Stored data

☆ ☆ ☆ ☆ ☆

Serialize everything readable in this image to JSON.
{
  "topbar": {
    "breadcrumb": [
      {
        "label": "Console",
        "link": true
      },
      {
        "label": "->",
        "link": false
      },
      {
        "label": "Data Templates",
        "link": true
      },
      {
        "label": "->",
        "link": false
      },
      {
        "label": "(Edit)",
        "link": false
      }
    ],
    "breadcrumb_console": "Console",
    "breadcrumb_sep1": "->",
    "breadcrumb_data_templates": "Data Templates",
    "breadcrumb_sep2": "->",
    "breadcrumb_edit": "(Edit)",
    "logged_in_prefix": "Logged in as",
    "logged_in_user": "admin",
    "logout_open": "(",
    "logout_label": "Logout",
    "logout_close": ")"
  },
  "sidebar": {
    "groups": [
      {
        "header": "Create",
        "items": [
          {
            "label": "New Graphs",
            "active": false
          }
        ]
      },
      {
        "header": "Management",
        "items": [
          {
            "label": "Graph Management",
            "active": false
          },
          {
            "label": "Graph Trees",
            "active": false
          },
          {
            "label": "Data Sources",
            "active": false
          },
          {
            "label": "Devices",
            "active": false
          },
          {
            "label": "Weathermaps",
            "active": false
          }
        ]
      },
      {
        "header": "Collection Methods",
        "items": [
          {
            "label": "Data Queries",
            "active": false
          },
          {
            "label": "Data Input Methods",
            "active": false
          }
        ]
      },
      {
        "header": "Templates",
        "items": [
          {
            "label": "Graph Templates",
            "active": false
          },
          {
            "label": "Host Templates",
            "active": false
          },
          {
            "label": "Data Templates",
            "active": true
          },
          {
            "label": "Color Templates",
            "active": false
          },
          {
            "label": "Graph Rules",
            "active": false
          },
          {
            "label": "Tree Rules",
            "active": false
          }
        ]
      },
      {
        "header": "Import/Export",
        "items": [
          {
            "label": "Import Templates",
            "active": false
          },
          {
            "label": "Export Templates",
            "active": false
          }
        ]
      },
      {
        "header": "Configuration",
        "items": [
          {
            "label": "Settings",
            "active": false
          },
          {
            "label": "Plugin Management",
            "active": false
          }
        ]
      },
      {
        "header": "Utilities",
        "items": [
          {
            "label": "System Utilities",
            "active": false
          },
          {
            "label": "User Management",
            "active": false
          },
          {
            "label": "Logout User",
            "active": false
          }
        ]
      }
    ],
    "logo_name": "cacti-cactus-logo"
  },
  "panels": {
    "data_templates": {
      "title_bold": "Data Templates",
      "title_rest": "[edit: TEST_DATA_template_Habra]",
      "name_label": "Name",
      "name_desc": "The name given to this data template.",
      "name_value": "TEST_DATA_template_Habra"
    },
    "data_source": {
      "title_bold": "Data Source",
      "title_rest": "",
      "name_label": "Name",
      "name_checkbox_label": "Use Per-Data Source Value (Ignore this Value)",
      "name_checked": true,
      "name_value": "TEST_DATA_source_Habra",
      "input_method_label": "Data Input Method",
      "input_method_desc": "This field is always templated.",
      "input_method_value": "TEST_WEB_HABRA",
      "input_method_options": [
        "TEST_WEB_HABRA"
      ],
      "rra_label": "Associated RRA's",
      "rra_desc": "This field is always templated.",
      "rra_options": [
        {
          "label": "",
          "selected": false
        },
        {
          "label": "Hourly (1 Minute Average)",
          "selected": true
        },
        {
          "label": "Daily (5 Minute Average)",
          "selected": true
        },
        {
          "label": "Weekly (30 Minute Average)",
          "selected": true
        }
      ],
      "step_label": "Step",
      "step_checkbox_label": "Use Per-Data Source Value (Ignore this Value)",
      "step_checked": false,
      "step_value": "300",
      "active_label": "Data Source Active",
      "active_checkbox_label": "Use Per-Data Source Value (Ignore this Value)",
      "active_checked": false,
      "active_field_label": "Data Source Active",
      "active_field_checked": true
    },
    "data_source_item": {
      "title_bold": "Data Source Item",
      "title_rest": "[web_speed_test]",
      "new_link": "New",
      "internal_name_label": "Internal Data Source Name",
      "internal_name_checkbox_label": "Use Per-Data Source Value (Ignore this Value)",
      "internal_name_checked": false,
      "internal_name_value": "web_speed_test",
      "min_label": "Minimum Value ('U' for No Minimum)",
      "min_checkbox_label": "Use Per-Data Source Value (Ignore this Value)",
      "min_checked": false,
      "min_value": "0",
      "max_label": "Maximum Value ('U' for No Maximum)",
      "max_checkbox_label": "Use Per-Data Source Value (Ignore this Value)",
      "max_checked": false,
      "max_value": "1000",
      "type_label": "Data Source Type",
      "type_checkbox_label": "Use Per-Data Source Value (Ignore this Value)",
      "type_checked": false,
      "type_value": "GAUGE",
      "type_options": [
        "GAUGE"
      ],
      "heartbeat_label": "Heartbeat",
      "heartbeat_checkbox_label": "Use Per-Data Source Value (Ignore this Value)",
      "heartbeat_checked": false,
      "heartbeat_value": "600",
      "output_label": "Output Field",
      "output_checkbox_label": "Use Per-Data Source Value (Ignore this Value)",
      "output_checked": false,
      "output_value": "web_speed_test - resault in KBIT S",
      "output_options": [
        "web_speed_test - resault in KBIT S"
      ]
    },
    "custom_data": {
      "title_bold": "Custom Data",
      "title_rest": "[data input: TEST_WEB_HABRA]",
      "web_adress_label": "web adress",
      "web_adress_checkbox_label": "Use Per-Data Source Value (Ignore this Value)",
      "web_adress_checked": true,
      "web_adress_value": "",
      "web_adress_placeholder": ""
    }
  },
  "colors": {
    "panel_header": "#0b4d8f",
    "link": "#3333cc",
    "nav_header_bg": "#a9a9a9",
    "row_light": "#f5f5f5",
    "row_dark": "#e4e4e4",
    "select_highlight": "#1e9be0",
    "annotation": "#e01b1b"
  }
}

☆ ☆ ☆ ☆ ☆

● **STATED GOAL**
Transcribe the entire listing above precisely.

● **WRITTEN RESPONSE**
Serialize everything readable in this image to JSON.
{
  "topbar": {
    "breadcrumb": [
      {
        "label": "Console",
        "link": true
      },
      {
        "label": "->",
        "link": false
      },
      {
        "label": "Data Templates",
        "link": true
      },
      {
        "label": "->",
        "link": false
      },
      {
        "label": "(Edit)",
        "link": false
      }
    ],
    "breadcrumb_console": "Console",
    "breadcrumb_sep1": "->",
    "breadcrumb_data_templates": "Data Templates",
    "breadcrumb_sep2": "->",
    "breadcrumb_edit": "(Edit)",
    "logged_in_prefix": "Logged in as",
    "logged_in_user": "admin",
    "logout_open": "(",
    "logout_label": "Logout",
    "logout_close": ")"
  },
  "sidebar": {
    "groups": [
      {
        "header": "Create",
        "items": [
          {
            "label": "New Graphs",
            "active": false
          }
        ]
      },
      {
        "header": "Management",
        "items": [
          {
            "label": "Graph Management",
            "active": false
          },
          {
            "label": "Graph Trees",
            "active": false
          },
          {
            "label": "Data Sources",
            "active": false
          },
          {
            "label": "Devices",
            "active": false
          },
          {
            "label": "Weathermaps",
            "active": false
          }
        ]
      },
      {
        "header": "Collection Methods",
        "items": [
          {
            "label": "Data Queries",
            "active": false
          },
          {
            "label": "Data Input Methods",
            "active": false
          }
        ]
      },
      {
        "header": "Templates",
        "items": [
          {
            "label": "Graph Templates",
            "active": false
          },
          {
            "label": "Host Templates",
            "active": false
          },
          {
            "label": "Data Templates",
            "active": true
          },
          {
            "label": "Color Templates",
            "active": false
          },
          {
            "label": "Graph Rules",
            "active": false
          },
          {
            "label": "Tree Rules",
            "active": false
          }
        ]
      },
      {
        "header": "Import/Export",
        "items": [
          {
            "label": "Import Templates",
            "active": false
          },
          {
            "label": "Export Templates",
            "active": false
          }
        ]
      },
      {
        "header": "Configuration",
        "items": [
          {
            "label": "Settings",
            "active": false
          },
          {
            "label": "Plugin Management",
            "active": false
          }
        ]
      },
      {
        "header": "Utilities",
        "items": [
          {
            "label": "System Utilities",
            "active": false
          },
          {
            "label": "User Management",
            "active": false
          },
          {
            "label": "Logout User",
            "active": false
          }
        ]
      }
    ],
    "logo_name": "cacti-cactus-logo"
  },
  "panels": {
    "data_templates": {
      "title_bold": "Data Templates",
      "title_rest": "[edit: TEST_DATA_template_Habra]",
      "name_label": "Name",
      "name_desc": "The name given to this data template.",
      "name_value": "TEST_DATA_template_Habra"
    },
    "data_source": {
      "title_bold": "Data Source",
      "title_rest": "",
      "name_label": "Name",
      "name_checkbox_label": "Use Per-Data Source Value (Ignore this Value)",
      "name_checked": true,
      "name_value": "TEST_DATA_source_Habra",
      "input_method_label": "Data Input Method",
      "input_method_desc": "This field is always templated.",
      "input_method_value": "TEST_WEB_HABRA",
      "input_method_options": [
        "TEST_WEB_HABRA"
      ],
      "rra_label": "Associated RRA's",
      "rra_desc": "This field is always templated.",
      "rra_options": [
        {
          "label": "",
          "selected": false
        },
        {
          "label": "Hourly (1 Minute Average)",
          "selected": true
        },
        {
          "label": "Daily (5 Minute Average)",
          "selected": true
        },
        {
          "label": "Weekly (30 Minute Average)",
          "selected": true
        }
      ],
      "step_label": "Step",
      "step_checkbox_label": "Use Per-Data Source Value (Ignore this Value)",
      "step_checked": false,
      "step_value": "300",
      "active_label": "Data Source Active",
      "active_checkbox_label": "Use Per-Data Source Value (Ignore this Value)",
      "active_checked": false,
      "active_field_label": "Data Source Active",
      "active_field_checked": true
    },
    "data_source_item": {
      "title_bold": "Data Source Item",
      "title_rest": "[web_speed_test]",
      "new_link": "New",
      "internal_name_label": "Internal Data Source Name",
      "internal_name_checkbox_label": "Use Per-Data Source Value (Ignore this Value)",
      "internal_name_checked": false,
      "internal_name_value": "web_speed_test",
      "min_label": "Minimum Value ('U' for No Minimum)",
      "min_checkbox_label": "Use Per-Data Source Value (Ignore this Value)",
      "min_checked": false,
      "min_value": "0",
      "max_label": "Maximum Value ('U' for No Maximum)",
      "max_checkbox_label": "Use Per-Data Source Value (Ignore this Value)",
      "max_checked": false,
      "max_value": "1000",
      "type_label": "Data Source Type",
      "type_checkbox_label": "Use Per-Data Source Value (Ignore this Value)",
      "type_checked": false,
      "type_value": "GAUGE",
      "type_options": [
        "GAUGE"
      ],
      "heartbeat_label": "Heartbeat",
      "heartbeat_checkbox_label": "Use Per-Data Source Value (Ignore this Value)",
      "heartbeat_checked": false,
      "heartbeat_value": "600",
      "output_label": "Output Field",
      "output_checkbox_label": "Use Per-Data Source Value (Ignore this Value)",
      "output_checked": false,
      "output_value": "web_speed_test - resault in KBIT S",
      "output_options": [
        "web_speed_test - resault in KBIT S"
      ]
    },
    "custom_data": {
      "title_bold": "Custom Data",
      "title_rest": "[data input: TEST_WEB_HABRA]",
      "web_adress_label": "web adress",
      "web_adress_checkbox_label": "Use Per-Data Source Value (Ignore this Value)",
      "web_adress_checked": true,
      "web_adress_value": "",
      "web_adress_placeholder": ""
    }
  },
  "colors": {
    "panel_header": "#0b4d8f",
    "link": "#3333cc",
    "nav_header_bg": "#a9a9a9",
    "row_light": "#f5f5f5",
    "row_dark": "#e4e4e4",
    "select_highlight": "#1e9be0",
    "annotation": "#e01b1b"
  }
}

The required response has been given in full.